**Goal:** Exclude the pictures and return every line exactly as written.

··· Listed entries

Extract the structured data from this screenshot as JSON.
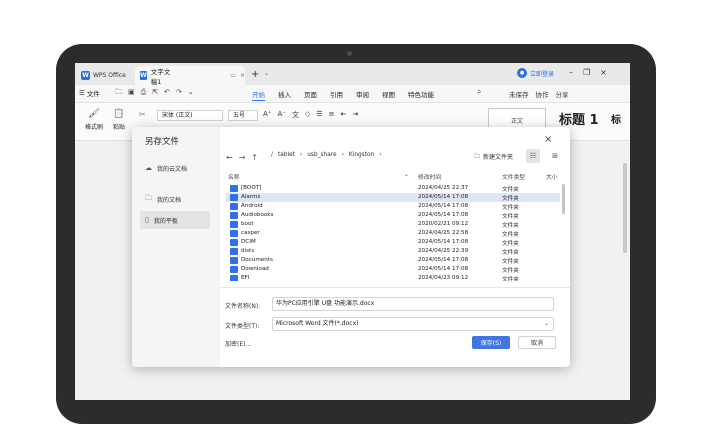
{
  "titlebar": {
    "app_name": "WPS Office",
    "doc_tab": "文字文稿1",
    "login": "立即登录"
  },
  "menubar": {
    "file": "文件",
    "menus": [
      "开始",
      "插入",
      "页面",
      "引用",
      "审阅",
      "视图",
      "特色功能"
    ],
    "active_menu": "开始",
    "right": [
      "未保存",
      "协作",
      "分享"
    ]
  },
  "ribbon": {
    "format_painter": "格式刷",
    "paste": "粘贴",
    "font_name": "宋体 (正文)",
    "font_size": "五号",
    "style_preview": "正文",
    "heading1": "标题 1",
    "heading2": "标"
  },
  "dialog": {
    "title": "另存文件",
    "sidebar": [
      "我的云文档",
      "我的文档",
      "我的平板"
    ],
    "breadcrumb": [
      "/",
      "tablet",
      "usb_share",
      "Kingston"
    ],
    "new_folder": "新建文件夹",
    "columns": {
      "name": "名称",
      "modified": "修改时间",
      "type": "文件类型",
      "size": "大小"
    },
    "files": [
      {
        "name": "[BOOT]",
        "modified": "2024/04/25 22:37",
        "type": "文件夹"
      },
      {
        "name": "Alarms",
        "modified": "2024/05/14 17:08",
        "type": "文件夹"
      },
      {
        "name": "Android",
        "modified": "2024/05/14 17:08",
        "type": "文件夹"
      },
      {
        "name": "Audiobooks",
        "modified": "2024/05/14 17:08",
        "type": "文件夹"
      },
      {
        "name": "boot",
        "modified": "2020/02/21 09:12",
        "type": "文件夹"
      },
      {
        "name": "casper",
        "modified": "2024/04/25 22:58",
        "type": "文件夹"
      },
      {
        "name": "DCIM",
        "modified": "2024/05/14 17:08",
        "type": "文件夹"
      },
      {
        "name": "dists",
        "modified": "2024/04/25 22:39",
        "type": "文件夹"
      },
      {
        "name": "Documents",
        "modified": "2024/05/14 17:08",
        "type": "文件夹"
      },
      {
        "name": "Download",
        "modified": "2024/05/14 17:08",
        "type": "文件夹"
      },
      {
        "name": "EFI",
        "modified": "2024/04/23 09:12",
        "type": "文件夹"
      }
    ],
    "filename_label": "文件名称(N):",
    "filename_value": "华为PC应用引擎 U盘 功能演示.docx",
    "filetype_label": "文件类型(T):",
    "filetype_value": "Microsoft Word 文件(*.docx)",
    "encrypt": "加密(E)...",
    "save": "保存(S)",
    "cancel": "取消"
  }
}
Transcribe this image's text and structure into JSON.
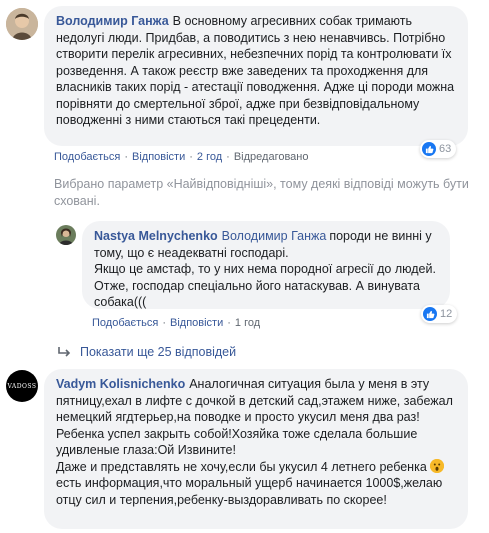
{
  "comments": [
    {
      "author": "Володимир Ганжа",
      "text": "В основному агресивних собак тримають недолугі люди. Придбав, а поводитись з нею ненавчивсь. Потрібно створити перелік агресивних, небезпечних порід та контролювати їх розведення. А також реєстр вже заведених та проходження для власників таких порід - атестації поводження. Адже ці породи можна порівняти до смертельної зброї, адже при безвідповідальному поводженні з ними стаються такі прецеденти.",
      "actions": {
        "like": "Подобається",
        "reply": "Відповісти",
        "time": "2 год",
        "edited": "Відредаговано"
      },
      "reaction_count": "63"
    }
  ],
  "filter_notice": "Вибрано параметр «Найвідповідніші», тому деякі відповіді можуть бути сховані.",
  "reply": {
    "author": "Nastya Melnychenko",
    "mention": "Володимир Ганжа",
    "text": "породи не винні у тому, що є неадекватні господарі.\nЯкщо це амстаф, то у них нема породної агресії до людей. Отже, господар спеціально його натаскував. А винувата собака(((",
    "actions": {
      "like": "Подобається",
      "reply": "Відповісти",
      "time": "1 год"
    },
    "reaction_count": "12"
  },
  "show_more": "Показати ще 25 відповідей",
  "comment2": {
    "author": "Vadym Kolisnichenko",
    "avatar_text": "VADOSS",
    "text_part1": "Аналогичная ситуация была у меня в эту пятницу,ехал в лифте с дочкой в детский сад,этажем ниже, забежал немецкий ягдтерьер,на поводке и просто укусил меня два раз!Ребенка успел закрыть собой!Хозяйка тоже сделала большие удивленые глаза:Ой Извините!\nДаже и представлять не хочу,если бы укусил 4 летнего ребенка ",
    "text_part2": "есть информация,что моральный ущерб начинается 1000$,желаю отцу сил и терпения,ребенку-выздоравливать по скорее!"
  },
  "colors": {
    "link": "#385898",
    "bubble": "#f2f3f5",
    "like_blue": "#1877f2",
    "muted": "#606770"
  }
}
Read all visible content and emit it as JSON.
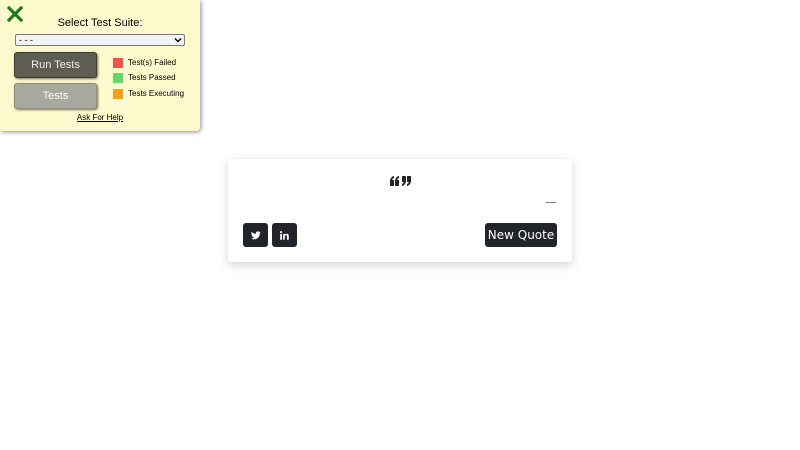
{
  "test_panel": {
    "title": "Select Test Suite:",
    "suite_select_value": "- - -",
    "run_tests_label": "Run Tests",
    "tests_label": "Tests",
    "legend": [
      {
        "label": "Test(s) Failed",
        "color": "#f0574a"
      },
      {
        "label": "Tests Passed",
        "color": "#64d66a"
      },
      {
        "label": "Tests Executing",
        "color": "#f5a01a"
      }
    ],
    "help_link": "Ask For Help",
    "close_icon_color": "#1f7a1f"
  },
  "quote_box": {
    "quote_icon": "quote-left-icon",
    "text": "",
    "author_prefix": "—",
    "twitter_icon": "twitter-icon",
    "linkedin_icon": "linkedin-icon",
    "new_quote_label": "New Quote",
    "accent_color": "#212529"
  }
}
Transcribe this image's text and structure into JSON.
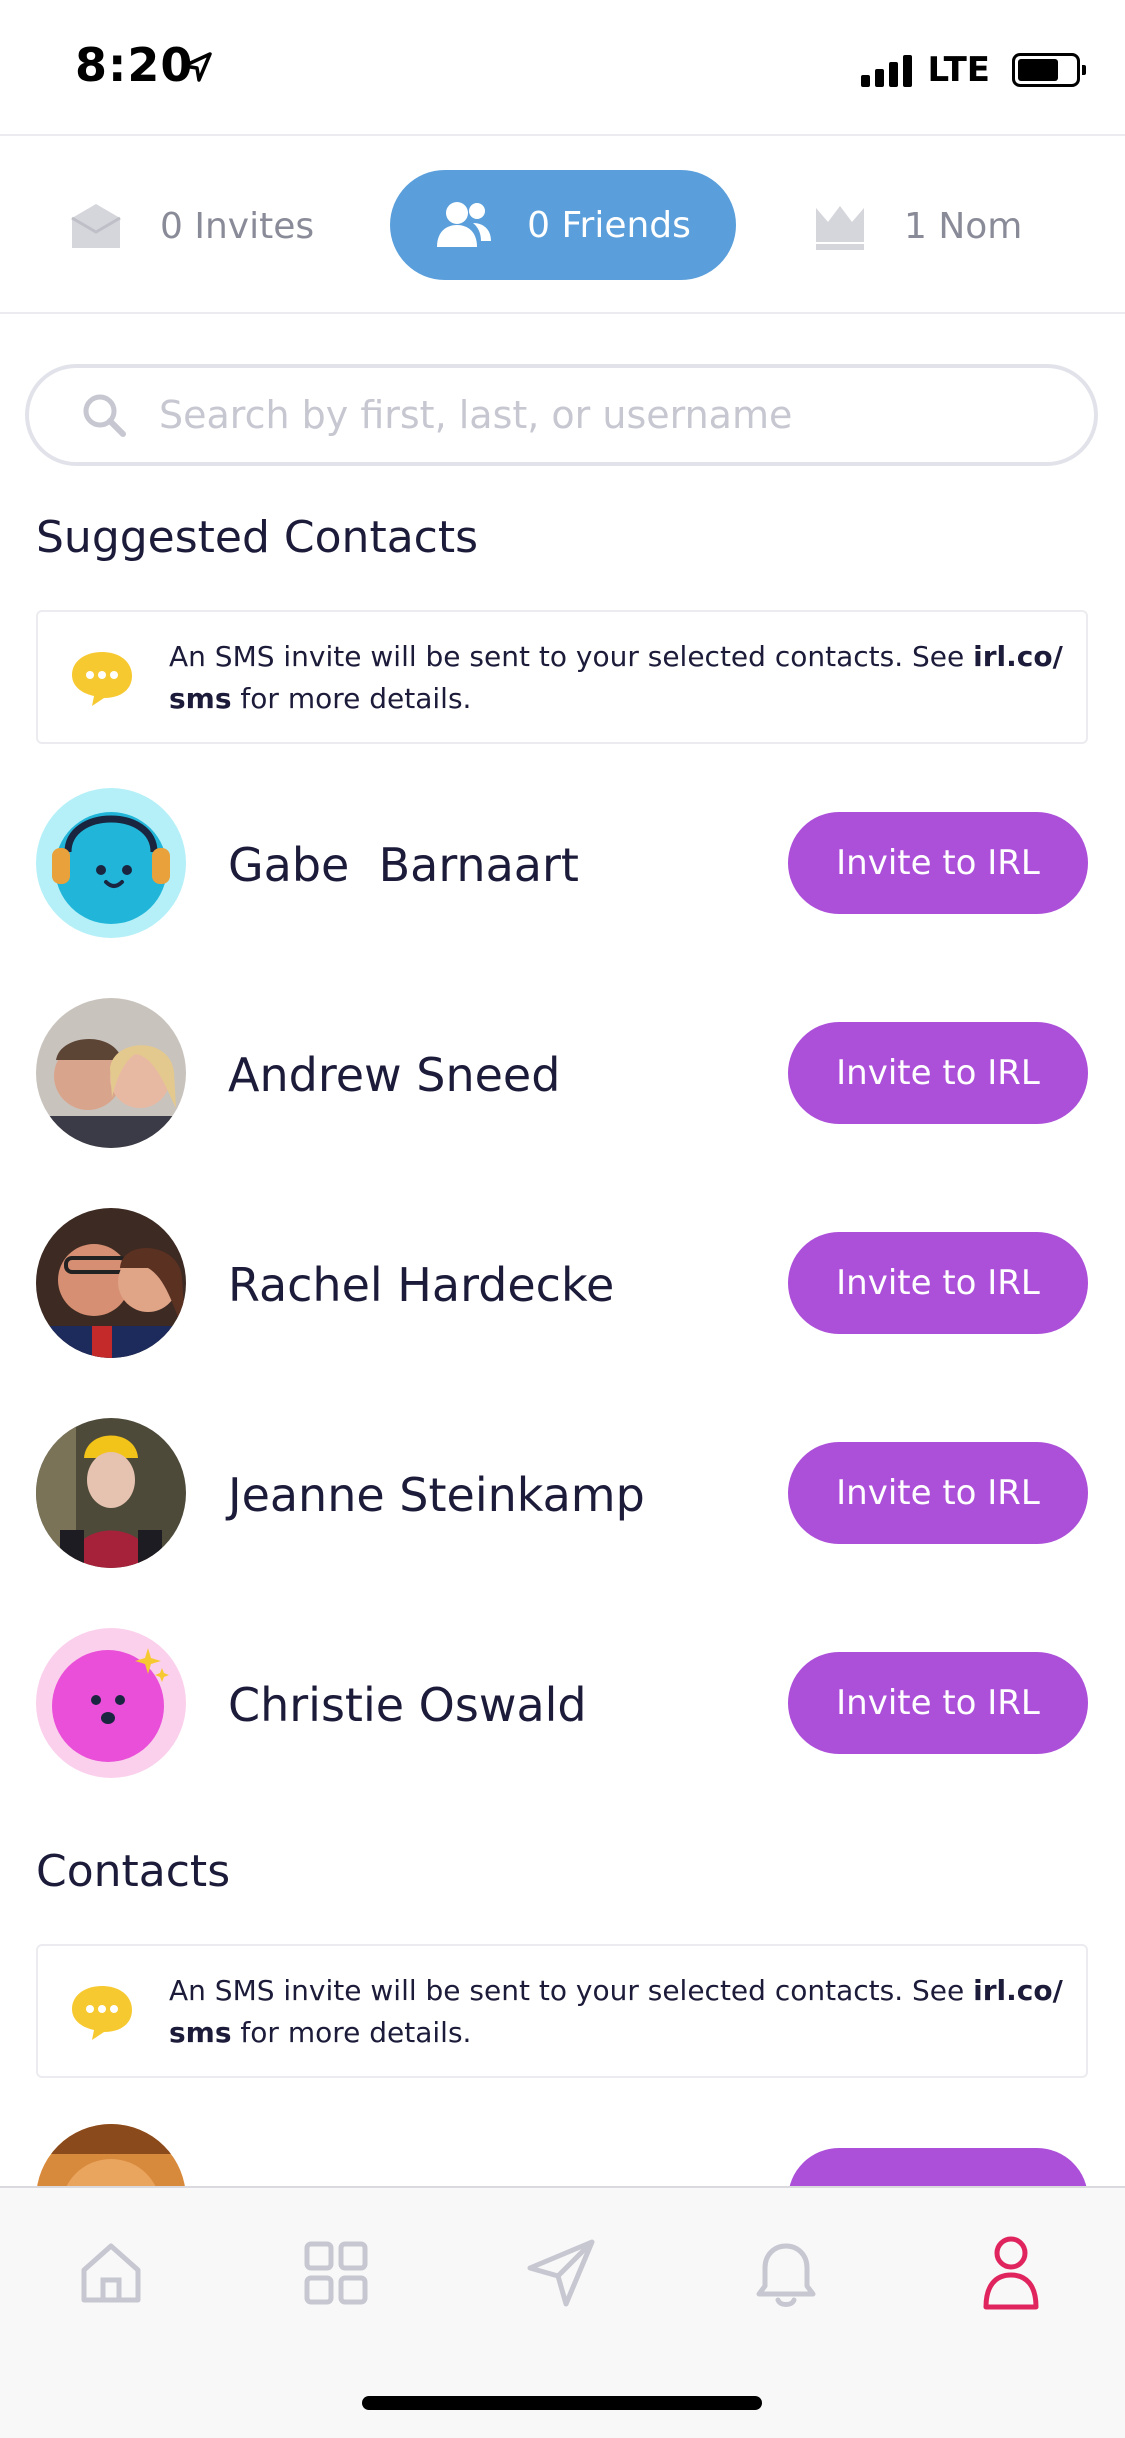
{
  "status_bar": {
    "time": "8:20",
    "network": "LTE"
  },
  "tabs": [
    {
      "label": "0 Invites",
      "icon": "envelope-icon",
      "active": false
    },
    {
      "label": "0 Friends",
      "icon": "people-icon",
      "active": true
    },
    {
      "label": "1 Nom",
      "icon": "crown-icon",
      "active": false
    }
  ],
  "search": {
    "placeholder": "Search by first, last, or username",
    "value": ""
  },
  "suggested": {
    "title": "Suggested Contacts",
    "notice": {
      "text_pre": "An SMS invite will be sent to your selected contacts. See ",
      "link": "irl.co/ sms",
      "text_post": " for more details."
    },
    "contacts": [
      {
        "name": "Gabe  Barnaart",
        "button": "Invite to IRL",
        "avatar": "headphones-blob"
      },
      {
        "name": "Andrew Sneed",
        "button": "Invite to IRL",
        "avatar": "photo"
      },
      {
        "name": "Rachel Hardecke",
        "button": "Invite to IRL",
        "avatar": "photo"
      },
      {
        "name": "Jeanne Steinkamp",
        "button": "Invite to IRL",
        "avatar": "photo"
      },
      {
        "name": "Christie Oswald",
        "button": "Invite to IRL",
        "avatar": "pink-blob"
      }
    ]
  },
  "contacts_section": {
    "title": "Contacts",
    "notice": {
      "text_pre": "An SMS invite will be sent to your selected contacts. See ",
      "link": "irl.co/ sms",
      "text_post": " for more details."
    }
  },
  "bottom_nav": [
    {
      "icon": "home-icon",
      "active": false
    },
    {
      "icon": "grid-icon",
      "active": false
    },
    {
      "icon": "send-icon",
      "active": false
    },
    {
      "icon": "bell-icon",
      "active": false
    },
    {
      "icon": "profile-icon",
      "active": true
    }
  ],
  "colors": {
    "accent_blue": "#5a9fdb",
    "invite_purple": "#ac4fd9",
    "active_nav": "#e0245e",
    "text": "#1c1b3a",
    "notice_icon": "#f7c931"
  }
}
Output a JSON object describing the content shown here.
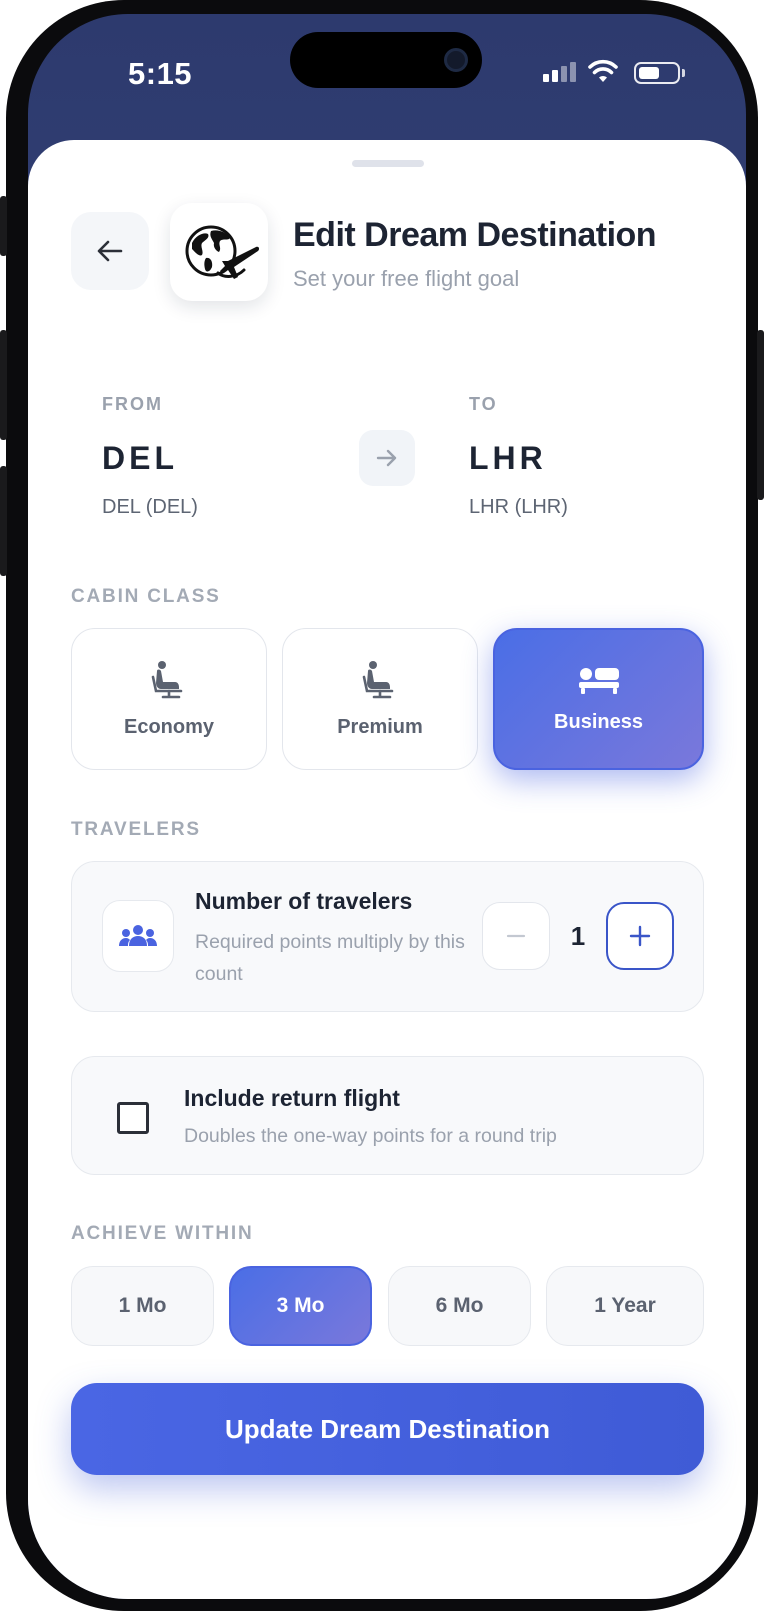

······

**Complete answer:**
Extract the structured data from this screenshot as JSON.
{
  "titlebar": {
    "app_name": "WPS Office",
    "doc_tab": "文字文稿1",
    "login": "立即登录"
  },
  "menubar": {
    "file": "文件",
    "menus": [
      "开始",
      "插入",
      "页面",
      "引用",
      "审阅",
      "视图",
      "特色功能"
    ],
    "active_menu": "开始",
    "right": [
      "未保存",
      "协作",
      "分享"
    ]
  },
  "ribbon": {
    "format_painter": "格式刷",
    "paste": "粘贴",
    "font_name": "宋体 (正文)",
    "font_size": "五号",
    "style_preview": "正文",
    "heading1": "标题 1",
    "heading2": "标"
  },
  "dialog": {
    "title": "另存文件",
    "sidebar": [
      "我的云文档",
      "我的文档",
      "我的平板"
    ],
    "breadcrumb": [
      "/",
      "tablet",
      "usb_share",
      "Kingston"
    ],
    "new_folder": "新建文件夹",
    "columns": {
      "name": "名称",
      "modified": "修改时间",
      "type": "文件类型",
      "size": "大小"
    },
    "files": [
      {
        "name": "[BOOT]",
        "modified": "2024/04/25 22:37",
        "type": "文件夹"
      },
      {
        "name": "Alarms",
        "modified": "2024/05/14 17:08",
        "type": "文件夹"
      },
      {
        "name": "Android",
        "modified": "2024/05/14 17:08",
        "type": "文件夹"
      },
      {
        "name": "Audiobooks",
        "modified": "2024/05/14 17:08",
        "type": "文件夹"
      },
      {
        "name": "boot",
        "modified": "2020/02/21 09:12",
        "type": "文件夹"
      },
      {
        "name": "casper",
        "modified": "2024/04/25 22:58",
        "type": "文件夹"
      },
      {
        "name": "DCIM",
        "modified": "2024/05/14 17:08",
        "type": "文件夹"
      },
      {
        "name": "dists",
        "modified": "2024/04/25 22:39",
        "type": "文件夹"
      },
      {
        "name": "Documents",
        "modified": "2024/05/14 17:08",
        "type": "文件夹"
      },
      {
        "name": "Download",
        "modified": "2024/05/14 17:08",
        "type": "文件夹"
      },
      {
        "name": "EFI",
        "modified": "2024/04/23 09:12",
        "type": "文件夹"
      }
    ],
    "filename_label": "文件名称(N):",
    "filename_value": "华为PC应用引擎 U盘 功能演示.docx",
    "filetype_label": "文件类型(T):",
    "filetype_value": "Microsoft Word 文件(*.docx)",
    "encrypt": "加密(E)...",
    "save": "保存(S)",
    "cancel": "取消"
  }
}
Transcribe this image's text and structure into JSON.
{
  "comments": [
    {
      "author": "Володимир Ганжа",
      "text": "В основному агресивних собак тримають недолугі люди. Придбав, а поводитись з нею ненавчивсь. Потрібно створити перелік агресивних, небезпечних порід та контролювати їх розведення. А також реєстр вже заведених та проходження для власників таких порід - атестації поводження. Адже ці породи можна порівняти до смертельної зброї, адже при безвідповідальному поводженні з ними стаються такі прецеденти.",
      "actions": {
        "like": "Подобається",
        "reply": "Відповісти",
        "time": "2 год",
        "edited": "Відредаговано"
      },
      "reaction_count": "63"
    }
  ],
  "filter_notice": "Вибрано параметр «Найвідповідніші», тому деякі відповіді можуть бути сховані.",
  "reply": {
    "author": "Nastya Melnychenko",
    "mention": "Володимир Ганжа",
    "text": "породи не винні у тому, що є неадекватні господарі.\nЯкщо це амстаф, то у них нема породної агресії до людей. Отже, господар спеціально його натаскував. А винувата собака(((",
    "actions": {
      "like": "Подобається",
      "reply": "Відповісти",
      "time": "1 год"
    },
    "reaction_count": "12"
  },
  "show_more": "Показати ще 25 відповідей",
  "comment2": {
    "author": "Vadym Kolisnichenko",
    "avatar_text": "VADOSS",
    "text_part1": "Аналогичная ситуация была у меня в эту пятницу,ехал в лифте с дочкой в детский сад,этажем ниже, забежал немецкий ягдтерьер,на поводке и просто укусил меня два раз!Ребенка успел закрыть собой!Хозяйка тоже сделала большие удивленые глаза:Ой Извините!\nДаже и представлять не хочу,если бы укусил 4 летнего ребенка ",
    "text_part2": "есть информация,что моральный ущерб начинается 1000$,желаю отцу сил и терпения,ребенку-выздоравливать по скорее!"
  },
  "colors": {
    "link": "#385898",
    "bubble": "#f2f3f5",
    "like_blue": "#1877f2",
    "muted": "#606770"
  }
}
Read all visible content and emit it as JSON.
{
  "test_panel": {
    "title": "Select Test Suite:",
    "suite_select_value": "- - -",
    "run_tests_label": "Run Tests",
    "tests_label": "Tests",
    "legend": [
      {
        "label": "Test(s) Failed",
        "color": "#f0574a"
      },
      {
        "label": "Tests Passed",
        "color": "#64d66a"
      },
      {
        "label": "Tests Executing",
        "color": "#f5a01a"
      }
    ],
    "help_link": "Ask For Help",
    "close_icon_color": "#1f7a1f"
  },
  "quote_box": {
    "quote_icon": "quote-left-icon",
    "text": "",
    "author_prefix": "—",
    "twitter_icon": "twitter-icon",
    "linkedin_icon": "linkedin-icon",
    "new_quote_label": "New Quote",
    "accent_color": "#212529"
  }
}
Transcribe this image's text and structure into JSON.
{
  "status_bar": {
    "time": "8:20",
    "network": "LTE"
  },
  "tabs": [
    {
      "label": "0 Invites",
      "icon": "envelope-icon",
      "active": false
    },
    {
      "label": "0 Friends",
      "icon": "people-icon",
      "active": true
    },
    {
      "label": "1 Nom",
      "icon": "crown-icon",
      "active": false
    }
  ],
  "search": {
    "placeholder": "Search by first, last, or username",
    "value": ""
  },
  "suggested": {
    "title": "Suggested Contacts",
    "notice": {
      "text_pre": "An SMS invite will be sent to your selected contacts. See ",
      "link": "irl.co/ sms",
      "text_post": " for more details."
    },
    "contacts": [
      {
        "name": "Gabe  Barnaart",
        "button": "Invite to IRL",
        "avatar": "headphones-blob"
      },
      {
        "name": "Andrew Sneed",
        "button": "Invite to IRL",
        "avatar": "photo"
      },
      {
        "name": "Rachel Hardecke",
        "button": "Invite to IRL",
        "avatar": "photo"
      },
      {
        "name": "Jeanne Steinkamp",
        "button": "Invite to IRL",
        "avatar": "photo"
      },
      {
        "name": "Christie Oswald",
        "button": "Invite to IRL",
        "avatar": "pink-blob"
      }
    ]
  },
  "contacts_section": {
    "title": "Contacts",
    "notice": {
      "text_pre": "An SMS invite will be sent to your selected contacts. See ",
      "link": "irl.co/ sms",
      "text_post": " for more details."
    }
  },
  "bottom_nav": [
    {
      "icon": "home-icon",
      "active": false
    },
    {
      "icon": "grid-icon",
      "active": false
    },
    {
      "icon": "send-icon",
      "active": false
    },
    {
      "icon": "bell-icon",
      "active": false
    },
    {
      "icon": "profile-icon",
      "active": true
    }
  ],
  "colors": {
    "accent_blue": "#5a9fdb",
    "invite_purple": "#ac4fd9",
    "active_nav": "#e0245e",
    "text": "#1c1b3a",
    "notice_icon": "#f7c931"
  }
}
Output a JSON object describing the content shown here.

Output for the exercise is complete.